## [Exercise]
Show every line of the data where the word "fill" can be found.
==== Data shown
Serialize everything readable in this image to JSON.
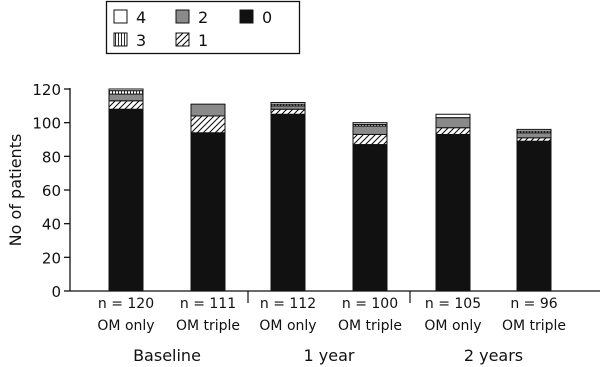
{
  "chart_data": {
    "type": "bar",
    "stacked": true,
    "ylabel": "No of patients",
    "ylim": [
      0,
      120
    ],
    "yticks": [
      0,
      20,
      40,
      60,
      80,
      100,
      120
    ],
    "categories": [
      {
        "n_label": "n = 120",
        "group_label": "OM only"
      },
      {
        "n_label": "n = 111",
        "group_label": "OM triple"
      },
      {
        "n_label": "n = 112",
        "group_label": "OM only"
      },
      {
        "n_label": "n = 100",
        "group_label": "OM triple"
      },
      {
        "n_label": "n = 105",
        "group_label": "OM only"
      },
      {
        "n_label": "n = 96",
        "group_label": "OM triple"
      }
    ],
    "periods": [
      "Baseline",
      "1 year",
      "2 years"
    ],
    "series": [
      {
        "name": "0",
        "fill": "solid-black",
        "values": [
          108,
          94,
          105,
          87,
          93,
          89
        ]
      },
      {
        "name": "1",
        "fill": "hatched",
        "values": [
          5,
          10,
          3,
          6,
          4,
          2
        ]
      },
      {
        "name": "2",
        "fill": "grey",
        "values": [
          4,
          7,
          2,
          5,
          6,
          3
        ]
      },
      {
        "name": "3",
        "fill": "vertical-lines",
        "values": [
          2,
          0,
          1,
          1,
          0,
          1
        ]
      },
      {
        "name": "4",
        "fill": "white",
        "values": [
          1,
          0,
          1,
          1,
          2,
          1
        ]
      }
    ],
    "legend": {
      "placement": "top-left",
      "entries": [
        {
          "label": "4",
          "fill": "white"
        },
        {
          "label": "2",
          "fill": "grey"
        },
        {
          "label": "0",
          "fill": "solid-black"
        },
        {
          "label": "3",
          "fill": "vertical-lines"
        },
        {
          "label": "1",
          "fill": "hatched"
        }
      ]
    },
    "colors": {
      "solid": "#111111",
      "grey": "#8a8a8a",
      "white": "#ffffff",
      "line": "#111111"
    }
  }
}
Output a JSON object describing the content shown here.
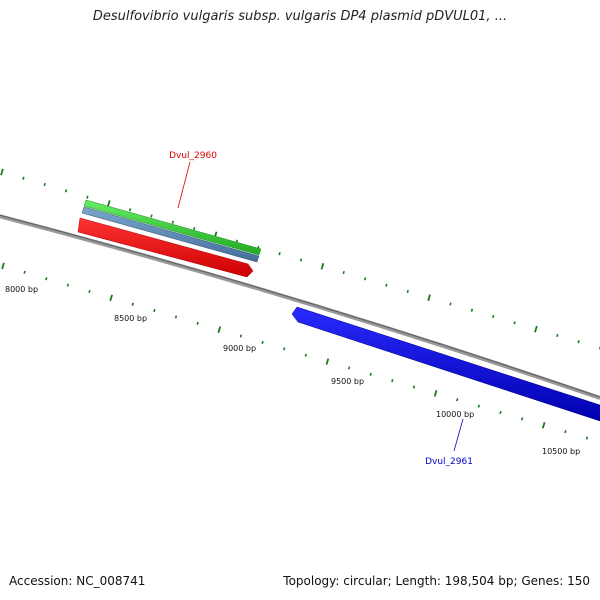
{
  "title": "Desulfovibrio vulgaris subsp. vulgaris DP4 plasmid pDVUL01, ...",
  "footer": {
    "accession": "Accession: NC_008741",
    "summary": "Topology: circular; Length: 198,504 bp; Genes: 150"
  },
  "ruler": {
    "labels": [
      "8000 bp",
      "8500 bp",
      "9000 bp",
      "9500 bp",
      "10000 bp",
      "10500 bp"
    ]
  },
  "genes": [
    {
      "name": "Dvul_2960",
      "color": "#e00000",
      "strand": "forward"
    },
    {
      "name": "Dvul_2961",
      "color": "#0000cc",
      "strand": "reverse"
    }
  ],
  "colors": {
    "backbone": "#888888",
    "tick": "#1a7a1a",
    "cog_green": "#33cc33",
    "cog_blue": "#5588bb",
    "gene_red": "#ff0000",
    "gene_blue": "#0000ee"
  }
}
========
==== Data shown
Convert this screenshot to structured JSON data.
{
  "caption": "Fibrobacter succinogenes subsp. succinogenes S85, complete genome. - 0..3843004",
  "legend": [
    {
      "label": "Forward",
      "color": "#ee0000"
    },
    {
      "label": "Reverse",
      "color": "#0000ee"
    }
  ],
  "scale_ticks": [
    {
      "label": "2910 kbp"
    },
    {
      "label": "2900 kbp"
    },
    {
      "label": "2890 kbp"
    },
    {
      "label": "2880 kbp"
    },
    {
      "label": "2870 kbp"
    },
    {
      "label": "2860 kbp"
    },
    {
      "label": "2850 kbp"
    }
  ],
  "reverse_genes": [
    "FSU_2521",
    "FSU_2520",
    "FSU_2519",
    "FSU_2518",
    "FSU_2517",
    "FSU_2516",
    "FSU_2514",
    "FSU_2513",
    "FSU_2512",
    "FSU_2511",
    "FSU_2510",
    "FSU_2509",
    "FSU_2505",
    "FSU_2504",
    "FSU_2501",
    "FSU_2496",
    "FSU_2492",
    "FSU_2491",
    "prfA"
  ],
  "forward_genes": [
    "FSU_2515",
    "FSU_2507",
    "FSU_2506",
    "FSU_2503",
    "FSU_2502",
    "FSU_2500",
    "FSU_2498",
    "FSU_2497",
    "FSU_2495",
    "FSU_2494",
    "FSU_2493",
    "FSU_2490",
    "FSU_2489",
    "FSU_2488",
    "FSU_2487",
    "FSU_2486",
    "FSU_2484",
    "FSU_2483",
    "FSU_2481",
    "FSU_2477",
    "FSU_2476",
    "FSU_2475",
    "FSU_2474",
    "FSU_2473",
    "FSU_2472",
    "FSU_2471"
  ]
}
========
## [Task result]
        "fill": "solid-black",
        "fill": "hatched",
        "fill": "grey",
        "fill": "vertical-lines",
        "fill": "white",
          "fill": "white"
          "fill": "grey"
          "fill": "solid-black"
          "fill": "vertical-lines"
          "fill": "hatched"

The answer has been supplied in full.